··· INPUT DATA ···

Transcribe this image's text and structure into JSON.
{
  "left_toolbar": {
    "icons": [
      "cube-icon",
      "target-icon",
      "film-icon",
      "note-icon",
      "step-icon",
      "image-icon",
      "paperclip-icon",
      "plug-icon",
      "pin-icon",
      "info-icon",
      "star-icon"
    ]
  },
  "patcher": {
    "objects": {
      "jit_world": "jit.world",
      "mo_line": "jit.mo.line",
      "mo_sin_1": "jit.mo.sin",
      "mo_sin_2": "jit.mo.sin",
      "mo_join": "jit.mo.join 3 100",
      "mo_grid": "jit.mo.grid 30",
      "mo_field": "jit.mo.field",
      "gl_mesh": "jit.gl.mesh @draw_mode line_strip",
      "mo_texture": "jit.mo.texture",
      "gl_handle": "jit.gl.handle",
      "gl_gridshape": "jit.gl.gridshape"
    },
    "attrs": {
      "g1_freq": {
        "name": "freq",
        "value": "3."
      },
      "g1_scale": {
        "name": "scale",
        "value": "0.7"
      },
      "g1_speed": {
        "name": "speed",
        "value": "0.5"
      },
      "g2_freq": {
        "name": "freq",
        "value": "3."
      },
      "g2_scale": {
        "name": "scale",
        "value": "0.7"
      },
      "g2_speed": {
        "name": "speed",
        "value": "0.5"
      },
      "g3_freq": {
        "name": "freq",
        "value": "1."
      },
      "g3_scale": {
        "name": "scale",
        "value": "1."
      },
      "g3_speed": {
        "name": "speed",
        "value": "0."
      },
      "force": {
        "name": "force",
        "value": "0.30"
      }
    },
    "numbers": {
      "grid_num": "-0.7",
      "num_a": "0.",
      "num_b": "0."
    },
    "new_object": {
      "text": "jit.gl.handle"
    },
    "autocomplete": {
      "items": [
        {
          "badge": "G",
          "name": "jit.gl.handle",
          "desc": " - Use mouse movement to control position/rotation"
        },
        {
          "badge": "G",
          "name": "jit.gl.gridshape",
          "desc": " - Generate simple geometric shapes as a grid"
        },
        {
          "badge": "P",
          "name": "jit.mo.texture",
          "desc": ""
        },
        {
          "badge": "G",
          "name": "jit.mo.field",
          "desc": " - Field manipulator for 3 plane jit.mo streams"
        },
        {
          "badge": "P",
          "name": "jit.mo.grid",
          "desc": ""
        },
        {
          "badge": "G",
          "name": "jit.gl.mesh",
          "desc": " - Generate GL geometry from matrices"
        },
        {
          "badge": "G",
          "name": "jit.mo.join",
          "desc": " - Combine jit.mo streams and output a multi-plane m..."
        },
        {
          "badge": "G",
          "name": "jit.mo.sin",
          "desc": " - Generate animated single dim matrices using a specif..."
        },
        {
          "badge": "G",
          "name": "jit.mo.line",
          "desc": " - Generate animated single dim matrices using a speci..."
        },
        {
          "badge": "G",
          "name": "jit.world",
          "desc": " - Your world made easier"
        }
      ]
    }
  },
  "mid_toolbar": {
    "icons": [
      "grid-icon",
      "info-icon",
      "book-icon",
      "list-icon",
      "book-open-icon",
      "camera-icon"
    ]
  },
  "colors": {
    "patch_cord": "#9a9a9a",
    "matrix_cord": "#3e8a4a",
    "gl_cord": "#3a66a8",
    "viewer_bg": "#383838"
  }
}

···
··· INPUT DATA ···

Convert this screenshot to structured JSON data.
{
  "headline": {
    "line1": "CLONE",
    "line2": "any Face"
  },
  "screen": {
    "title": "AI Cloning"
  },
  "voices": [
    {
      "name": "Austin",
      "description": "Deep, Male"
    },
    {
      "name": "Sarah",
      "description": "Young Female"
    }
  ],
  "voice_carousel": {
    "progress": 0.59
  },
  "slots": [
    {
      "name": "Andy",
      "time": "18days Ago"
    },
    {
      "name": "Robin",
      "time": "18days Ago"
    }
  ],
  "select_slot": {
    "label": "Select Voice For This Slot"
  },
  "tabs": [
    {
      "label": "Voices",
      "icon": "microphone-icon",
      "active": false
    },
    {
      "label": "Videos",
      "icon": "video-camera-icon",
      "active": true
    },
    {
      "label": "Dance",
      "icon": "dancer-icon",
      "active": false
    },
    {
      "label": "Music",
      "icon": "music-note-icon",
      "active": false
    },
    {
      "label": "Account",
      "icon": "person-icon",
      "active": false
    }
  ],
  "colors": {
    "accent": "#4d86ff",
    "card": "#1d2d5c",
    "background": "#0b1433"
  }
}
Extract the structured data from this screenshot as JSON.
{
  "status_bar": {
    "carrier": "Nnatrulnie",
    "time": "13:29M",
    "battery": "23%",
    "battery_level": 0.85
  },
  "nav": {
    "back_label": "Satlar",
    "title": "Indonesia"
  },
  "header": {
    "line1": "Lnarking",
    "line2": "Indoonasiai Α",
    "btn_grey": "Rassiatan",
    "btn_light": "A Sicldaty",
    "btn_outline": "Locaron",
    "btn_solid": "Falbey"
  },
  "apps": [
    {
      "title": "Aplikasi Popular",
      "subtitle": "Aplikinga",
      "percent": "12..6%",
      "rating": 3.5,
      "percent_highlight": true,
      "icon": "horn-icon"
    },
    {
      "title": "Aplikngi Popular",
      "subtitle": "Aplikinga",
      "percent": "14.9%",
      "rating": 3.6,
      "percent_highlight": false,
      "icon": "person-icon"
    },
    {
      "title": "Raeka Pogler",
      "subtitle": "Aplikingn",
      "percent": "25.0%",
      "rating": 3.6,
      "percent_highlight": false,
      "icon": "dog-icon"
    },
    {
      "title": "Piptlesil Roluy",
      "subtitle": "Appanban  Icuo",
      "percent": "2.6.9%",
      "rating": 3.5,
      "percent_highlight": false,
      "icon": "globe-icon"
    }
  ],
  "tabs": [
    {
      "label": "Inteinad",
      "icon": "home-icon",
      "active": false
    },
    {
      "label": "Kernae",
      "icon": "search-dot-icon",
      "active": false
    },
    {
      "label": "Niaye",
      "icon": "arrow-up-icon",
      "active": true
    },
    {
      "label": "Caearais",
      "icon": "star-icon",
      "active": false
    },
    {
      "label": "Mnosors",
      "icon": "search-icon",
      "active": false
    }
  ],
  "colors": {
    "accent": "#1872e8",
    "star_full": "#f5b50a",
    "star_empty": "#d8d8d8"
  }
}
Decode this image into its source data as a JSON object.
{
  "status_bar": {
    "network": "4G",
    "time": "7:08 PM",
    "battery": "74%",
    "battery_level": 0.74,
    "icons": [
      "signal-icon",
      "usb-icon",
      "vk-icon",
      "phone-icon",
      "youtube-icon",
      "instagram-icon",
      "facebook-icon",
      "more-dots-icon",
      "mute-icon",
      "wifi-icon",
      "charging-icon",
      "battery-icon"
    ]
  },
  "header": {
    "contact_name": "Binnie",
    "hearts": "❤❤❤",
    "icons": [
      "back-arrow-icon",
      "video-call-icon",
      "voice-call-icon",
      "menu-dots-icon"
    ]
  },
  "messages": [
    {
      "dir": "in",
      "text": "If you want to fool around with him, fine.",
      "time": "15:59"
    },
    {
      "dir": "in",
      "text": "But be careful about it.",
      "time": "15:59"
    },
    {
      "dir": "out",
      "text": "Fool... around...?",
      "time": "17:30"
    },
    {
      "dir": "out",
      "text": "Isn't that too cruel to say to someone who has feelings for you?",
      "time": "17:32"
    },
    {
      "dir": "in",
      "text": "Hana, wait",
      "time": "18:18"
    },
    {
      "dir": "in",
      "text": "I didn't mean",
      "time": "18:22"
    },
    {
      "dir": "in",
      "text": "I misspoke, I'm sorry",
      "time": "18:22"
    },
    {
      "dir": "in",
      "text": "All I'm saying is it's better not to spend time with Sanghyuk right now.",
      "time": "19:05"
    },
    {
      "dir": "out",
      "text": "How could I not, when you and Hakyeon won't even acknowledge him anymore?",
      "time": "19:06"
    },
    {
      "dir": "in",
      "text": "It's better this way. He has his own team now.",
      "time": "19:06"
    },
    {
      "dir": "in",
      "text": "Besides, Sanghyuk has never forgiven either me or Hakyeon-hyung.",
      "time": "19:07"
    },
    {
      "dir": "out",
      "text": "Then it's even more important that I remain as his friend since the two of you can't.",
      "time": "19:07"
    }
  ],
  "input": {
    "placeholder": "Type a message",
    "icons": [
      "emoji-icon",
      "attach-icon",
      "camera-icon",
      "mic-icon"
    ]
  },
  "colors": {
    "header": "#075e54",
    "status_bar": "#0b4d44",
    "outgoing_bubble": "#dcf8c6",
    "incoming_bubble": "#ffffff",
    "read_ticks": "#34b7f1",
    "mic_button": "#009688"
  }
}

···

◆ **WHAT IS BEING ASKED**
Show every line that contains the word "Sanghyuk".

◆ **REPLY**
      "text": "All I'm saying is it's better not to spend time with Sanghyuk right now.",
      "text": "Besides, Sanghyuk has never forgiven either me or Hakyeon-hyung.",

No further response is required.